§ TASK: Set down each record exactly as written.

Figure record listings:
----

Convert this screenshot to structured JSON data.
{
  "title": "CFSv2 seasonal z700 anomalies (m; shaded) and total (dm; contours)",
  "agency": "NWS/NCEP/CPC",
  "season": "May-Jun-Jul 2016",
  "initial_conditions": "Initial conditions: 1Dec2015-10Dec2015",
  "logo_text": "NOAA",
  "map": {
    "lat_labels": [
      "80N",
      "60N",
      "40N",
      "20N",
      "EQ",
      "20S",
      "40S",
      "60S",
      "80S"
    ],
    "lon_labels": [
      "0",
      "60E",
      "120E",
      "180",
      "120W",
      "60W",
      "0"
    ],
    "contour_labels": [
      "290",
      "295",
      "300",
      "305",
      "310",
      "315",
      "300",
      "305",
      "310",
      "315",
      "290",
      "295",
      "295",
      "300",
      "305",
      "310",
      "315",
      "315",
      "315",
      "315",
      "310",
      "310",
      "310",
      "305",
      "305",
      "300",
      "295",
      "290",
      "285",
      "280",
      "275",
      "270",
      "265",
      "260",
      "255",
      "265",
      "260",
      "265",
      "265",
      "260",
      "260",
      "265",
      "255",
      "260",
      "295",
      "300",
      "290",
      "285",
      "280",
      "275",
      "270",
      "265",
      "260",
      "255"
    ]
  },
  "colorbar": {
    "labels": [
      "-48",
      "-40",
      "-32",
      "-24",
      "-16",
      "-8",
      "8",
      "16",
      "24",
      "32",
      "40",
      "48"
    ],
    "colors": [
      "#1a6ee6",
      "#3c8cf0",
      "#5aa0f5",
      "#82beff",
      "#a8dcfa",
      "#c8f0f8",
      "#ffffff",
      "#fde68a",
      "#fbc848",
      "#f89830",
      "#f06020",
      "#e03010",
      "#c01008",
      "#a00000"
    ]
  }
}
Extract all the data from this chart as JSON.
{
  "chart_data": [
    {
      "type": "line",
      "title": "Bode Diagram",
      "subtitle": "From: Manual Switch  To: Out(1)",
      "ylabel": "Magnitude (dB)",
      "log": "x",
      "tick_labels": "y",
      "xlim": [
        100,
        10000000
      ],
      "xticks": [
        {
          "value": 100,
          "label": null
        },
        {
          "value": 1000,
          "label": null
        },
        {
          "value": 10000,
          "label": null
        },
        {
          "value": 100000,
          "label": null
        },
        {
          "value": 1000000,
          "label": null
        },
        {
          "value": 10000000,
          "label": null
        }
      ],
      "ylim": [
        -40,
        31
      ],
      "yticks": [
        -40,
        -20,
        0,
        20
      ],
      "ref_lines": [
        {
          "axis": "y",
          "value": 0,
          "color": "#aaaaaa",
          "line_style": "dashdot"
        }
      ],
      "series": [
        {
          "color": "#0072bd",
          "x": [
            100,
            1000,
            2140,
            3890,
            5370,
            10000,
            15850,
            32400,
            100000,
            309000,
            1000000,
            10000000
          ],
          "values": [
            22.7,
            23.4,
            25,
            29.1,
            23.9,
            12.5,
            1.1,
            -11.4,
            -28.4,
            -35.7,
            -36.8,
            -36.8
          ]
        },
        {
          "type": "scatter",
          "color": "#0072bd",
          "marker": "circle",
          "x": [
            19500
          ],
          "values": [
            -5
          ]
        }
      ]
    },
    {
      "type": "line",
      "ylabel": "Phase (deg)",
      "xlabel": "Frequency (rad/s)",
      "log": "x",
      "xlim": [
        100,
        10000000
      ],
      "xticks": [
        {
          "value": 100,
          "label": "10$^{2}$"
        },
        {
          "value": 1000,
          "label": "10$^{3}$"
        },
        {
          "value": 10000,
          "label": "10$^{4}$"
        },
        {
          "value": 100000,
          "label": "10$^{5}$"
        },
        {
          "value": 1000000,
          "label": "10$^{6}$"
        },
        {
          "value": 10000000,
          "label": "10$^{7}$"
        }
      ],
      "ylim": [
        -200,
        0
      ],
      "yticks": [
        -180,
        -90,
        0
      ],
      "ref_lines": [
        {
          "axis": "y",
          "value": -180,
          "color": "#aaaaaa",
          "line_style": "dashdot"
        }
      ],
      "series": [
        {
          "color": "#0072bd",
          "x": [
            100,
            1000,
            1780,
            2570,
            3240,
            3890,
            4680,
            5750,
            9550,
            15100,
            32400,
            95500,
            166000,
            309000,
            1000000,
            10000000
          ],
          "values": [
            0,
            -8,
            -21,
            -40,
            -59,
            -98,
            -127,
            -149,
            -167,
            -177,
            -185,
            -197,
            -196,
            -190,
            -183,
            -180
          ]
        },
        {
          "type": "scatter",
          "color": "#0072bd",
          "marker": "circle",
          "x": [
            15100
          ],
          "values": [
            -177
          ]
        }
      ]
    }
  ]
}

----

§ ANSWER TO THE PROBLEM:
Convert this screenshot to structured JSON data.
{
  "title": "CFSv2 seasonal z700 anomalies (m; shaded) and total (dm; contours)",
  "agency": "NWS/NCEP/CPC",
  "season": "May-Jun-Jul 2016",
  "initial_conditions": "Initial conditions: 1Dec2015-10Dec2015",
  "logo_text": "NOAA",
  "map": {
    "lat_labels": [
      "80N",
      "60N",
      "40N",
      "20N",
      "EQ",
      "20S",
      "40S",
      "60S",
      "80S"
    ],
    "lon_labels": [
      "0",
      "60E",
      "120E",
      "180",
      "120W",
      "60W",
      "0"
    ],
    "contour_labels": [
      "290",
      "295",
      "300",
      "305",
      "310",
      "315",
      "300",
      "305",
      "310",
      "315",
      "290",
      "295",
      "295",
      "300",
      "305",
      "310",
      "315",
      "315",
      "315",
      "315",
      "310",
      "310",
      "310",
      "305",
      "305",
      "300",
      "295",
      "290",
      "285",
      "280",
      "275",
      "270",
      "265",
      "260",
      "255",
      "265",
      "260",
      "265",
      "265",
      "260",
      "260",
      "265",
      "255",
      "260",
      "295",
      "300",
      "290",
      "285",
      "280",
      "275",
      "270",
      "265",
      "260",
      "255"
    ]
  },
  "colorbar": {
    "labels": [
      "-48",
      "-40",
      "-32",
      "-24",
      "-16",
      "-8",
      "8",
      "16",
      "24",
      "32",
      "40",
      "48"
    ],
    "colors": [
      "#1a6ee6",
      "#3c8cf0",
      "#5aa0f5",
      "#82beff",
      "#a8dcfa",
      "#c8f0f8",
      "#ffffff",
      "#fde68a",
      "#fbc848",
      "#f89830",
      "#f06020",
      "#e03010",
      "#c01008",
      "#a00000"
    ]
  }
}
Extract all the data from this chart as JSON.
{
  "chart_data": [
    {
      "type": "line",
      "title": "Bode Diagram",
      "subtitle": "From: Manual Switch  To: Out(1)",
      "ylabel": "Magnitude (dB)",
      "log": "x",
      "tick_labels": "y",
      "xlim": [
        100,
        10000000
      ],
      "xticks": [
        {
          "value": 100,
          "label": null
        },
        {
          "value": 1000,
          "label": null
        },
        {
          "value": 10000,
          "label": null
        },
        {
          "value": 100000,
          "label": null
        },
        {
          "value": 1000000,
          "label": null
        },
        {
          "value": 10000000,
          "label": null
        }
      ],
      "ylim": [
        -40,
        31
      ],
      "yticks": [
        -40,
        -20,
        0,
        20
      ],
      "ref_lines": [
        {
          "axis": "y",
          "value": 0,
          "color": "#aaaaaa",
          "line_style": "dashdot"
        }
      ],
      "series": [
        {
          "color": "#0072bd",
          "x": [
            100,
            1000,
            2140,
            3890,
            5370,
            10000,
            15850,
            32400,
            100000,
            309000,
            1000000,
            10000000
          ],
          "values": [
            22.7,
            23.4,
            25,
            29.1,
            23.9,
            12.5,
            1.1,
            -11.4,
            -28.4,
            -35.7,
            -36.8,
            -36.8
          ]
        },
        {
          "type": "scatter",
          "color": "#0072bd",
          "marker": "circle",
          "x": [
            19500
          ],
          "values": [
            -5
          ]
        }
      ]
    },
    {
      "type": "line",
      "ylabel": "Phase (deg)",
      "xlabel": "Frequency (rad/s)",
      "log": "x",
      "xlim": [
        100,
        10000000
      ],
      "xticks": [
        {
          "value": 100,
          "label": "10$^{2}$"
        },
        {
          "value": 1000,
          "label": "10$^{3}$"
        },
        {
          "value": 10000,
          "label": "10$^{4}$"
        },
        {
          "value": 100000,
          "label": "10$^{5}$"
        },
        {
          "value": 1000000,
          "label": "10$^{6}$"
        },
        {
          "value": 10000000,
          "label": "10$^{7}$"
        }
      ],
      "ylim": [
        -200,
        0
      ],
      "yticks": [
        -180,
        -90,
        0
      ],
      "ref_lines": [
        {
          "axis": "y",
          "value": -180,
          "color": "#aaaaaa",
          "line_style": "dashdot"
        }
      ],
      "series": [
        {
          "color": "#0072bd",
          "x": [
            100,
            1000,
            1780,
            2570,
            3240,
            3890,
            4680,
            5750,
            9550,
            15100,
            32400,
            95500,
            166000,
            309000,
            1000000,
            10000000
          ],
          "values": [
            0,
            -8,
            -21,
            -40,
            -59,
            -98,
            -127,
            -149,
            -167,
            -177,
            -185,
            -197,
            -196,
            -190,
            -183,
            -180
          ]
        },
        {
          "type": "scatter",
          "color": "#0072bd",
          "marker": "circle",
          "x": [
            15100
          ],
          "values": [
            -177
          ]
        }
      ]
    }
  ]
}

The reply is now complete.